* **Aim of the task**:
Could you output each line of the data that follows exactly?

----

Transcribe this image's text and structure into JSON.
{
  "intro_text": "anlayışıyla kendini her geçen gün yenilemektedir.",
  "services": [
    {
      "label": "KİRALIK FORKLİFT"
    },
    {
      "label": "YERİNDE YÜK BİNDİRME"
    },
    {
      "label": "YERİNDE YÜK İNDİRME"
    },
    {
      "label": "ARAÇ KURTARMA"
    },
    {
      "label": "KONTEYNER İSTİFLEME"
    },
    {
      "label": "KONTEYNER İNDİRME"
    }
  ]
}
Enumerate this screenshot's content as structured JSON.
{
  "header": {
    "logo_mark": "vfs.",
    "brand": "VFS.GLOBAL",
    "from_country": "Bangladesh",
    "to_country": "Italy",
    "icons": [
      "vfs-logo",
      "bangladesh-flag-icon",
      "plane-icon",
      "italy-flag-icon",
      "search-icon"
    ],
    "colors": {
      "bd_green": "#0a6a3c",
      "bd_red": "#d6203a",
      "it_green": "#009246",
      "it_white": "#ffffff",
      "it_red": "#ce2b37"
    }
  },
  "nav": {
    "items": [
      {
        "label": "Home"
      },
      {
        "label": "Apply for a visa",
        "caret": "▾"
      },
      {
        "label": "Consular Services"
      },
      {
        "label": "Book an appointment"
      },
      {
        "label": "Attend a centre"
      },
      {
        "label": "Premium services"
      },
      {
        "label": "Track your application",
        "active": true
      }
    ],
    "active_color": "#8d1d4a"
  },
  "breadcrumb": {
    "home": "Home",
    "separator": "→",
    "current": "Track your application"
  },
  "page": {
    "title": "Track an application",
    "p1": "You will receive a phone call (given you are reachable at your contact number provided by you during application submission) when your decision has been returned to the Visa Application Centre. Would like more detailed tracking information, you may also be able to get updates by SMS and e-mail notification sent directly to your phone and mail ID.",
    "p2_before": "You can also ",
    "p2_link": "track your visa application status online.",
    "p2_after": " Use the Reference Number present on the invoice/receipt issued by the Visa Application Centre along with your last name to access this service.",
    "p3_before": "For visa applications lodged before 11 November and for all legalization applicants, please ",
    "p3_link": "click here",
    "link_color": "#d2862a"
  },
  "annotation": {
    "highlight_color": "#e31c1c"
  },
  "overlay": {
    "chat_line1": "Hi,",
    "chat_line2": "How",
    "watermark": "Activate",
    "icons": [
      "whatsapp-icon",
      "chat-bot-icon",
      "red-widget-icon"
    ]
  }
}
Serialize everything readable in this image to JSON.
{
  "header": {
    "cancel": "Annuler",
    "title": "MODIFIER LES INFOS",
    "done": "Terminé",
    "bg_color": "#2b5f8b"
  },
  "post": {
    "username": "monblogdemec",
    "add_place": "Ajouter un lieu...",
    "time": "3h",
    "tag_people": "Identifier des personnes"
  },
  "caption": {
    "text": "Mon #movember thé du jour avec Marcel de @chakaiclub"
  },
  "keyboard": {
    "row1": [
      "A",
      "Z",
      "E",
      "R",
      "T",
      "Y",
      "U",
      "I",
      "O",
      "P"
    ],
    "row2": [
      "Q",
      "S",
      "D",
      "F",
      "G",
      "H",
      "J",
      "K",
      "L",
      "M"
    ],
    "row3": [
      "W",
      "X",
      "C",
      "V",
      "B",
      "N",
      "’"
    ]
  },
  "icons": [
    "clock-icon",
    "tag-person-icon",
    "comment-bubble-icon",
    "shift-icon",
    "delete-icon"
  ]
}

----

* **Exercise response**:
Transcribe this image's text and structure into JSON.
{
  "intro_text": "anlayışıyla kendini her geçen gün yenilemektedir.",
  "services": [
    {
      "label": "KİRALIK FORKLİFT"
    },
    {
      "label": "YERİNDE YÜK BİNDİRME"
    },
    {
      "label": "YERİNDE YÜK İNDİRME"
    },
    {
      "label": "ARAÇ KURTARMA"
    },
    {
      "label": "KONTEYNER İSTİFLEME"
    },
    {
      "label": "KONTEYNER İNDİRME"
    }
  ]
}
Enumerate this screenshot's content as structured JSON.
{
  "header": {
    "logo_mark": "vfs.",
    "brand": "VFS.GLOBAL",
    "from_country": "Bangladesh",
    "to_country": "Italy",
    "icons": [
      "vfs-logo",
      "bangladesh-flag-icon",
      "plane-icon",
      "italy-flag-icon",
      "search-icon"
    ],
    "colors": {
      "bd_green": "#0a6a3c",
      "bd_red": "#d6203a",
      "it_green": "#009246",
      "it_white": "#ffffff",
      "it_red": "#ce2b37"
    }
  },
  "nav": {
    "items": [
      {
        "label": "Home"
      },
      {
        "label": "Apply for a visa",
        "caret": "▾"
      },
      {
        "label": "Consular Services"
      },
      {
        "label": "Book an appointment"
      },
      {
        "label": "Attend a centre"
      },
      {
        "label": "Premium services"
      },
      {
        "label": "Track your application",
        "active": true
      }
    ],
    "active_color": "#8d1d4a"
  },
  "breadcrumb": {
    "home": "Home",
    "separator": "→",
    "current": "Track your application"
  },
  "page": {
    "title": "Track an application",
    "p1": "You will receive a phone call (given you are reachable at your contact number provided by you during application submission) when your decision has been returned to the Visa Application Centre. Would like more detailed tracking information, you may also be able to get updates by SMS and e-mail notification sent directly to your phone and mail ID.",
    "p2_before": "You can also ",
    "p2_link": "track your visa application status online.",
    "p2_after": " Use the Reference Number present on the invoice/receipt issued by the Visa Application Centre along with your last name to access this service.",
    "p3_before": "For visa applications lodged before 11 November and for all legalization applicants, please ",
    "p3_link": "click here",
    "link_color": "#d2862a"
  },
  "annotation": {
    "highlight_color": "#e31c1c"
  },
  "overlay": {
    "chat_line1": "Hi,",
    "chat_line2": "How",
    "watermark": "Activate",
    "icons": [
      "whatsapp-icon",
      "chat-bot-icon",
      "red-widget-icon"
    ]
  }
}
Serialize everything readable in this image to JSON.
{
  "header": {
    "cancel": "Annuler",
    "title": "MODIFIER LES INFOS",
    "done": "Terminé",
    "bg_color": "#2b5f8b"
  },
  "post": {
    "username": "monblogdemec",
    "add_place": "Ajouter un lieu...",
    "time": "3h",
    "tag_people": "Identifier des personnes"
  },
  "caption": {
    "text": "Mon #movember thé du jour avec Marcel de @chakaiclub"
  },
  "keyboard": {
    "row1": [
      "A",
      "Z",
      "E",
      "R",
      "T",
      "Y",
      "U",
      "I",
      "O",
      "P"
    ],
    "row2": [
      "Q",
      "S",
      "D",
      "F",
      "G",
      "H",
      "J",
      "K",
      "L",
      "M"
    ],
    "row3": [
      "W",
      "X",
      "C",
      "V",
      "B",
      "N",
      "’"
    ]
  },
  "icons": [
    "clock-icon",
    "tag-person-icon",
    "comment-bubble-icon",
    "shift-icon",
    "delete-icon"
  ]
}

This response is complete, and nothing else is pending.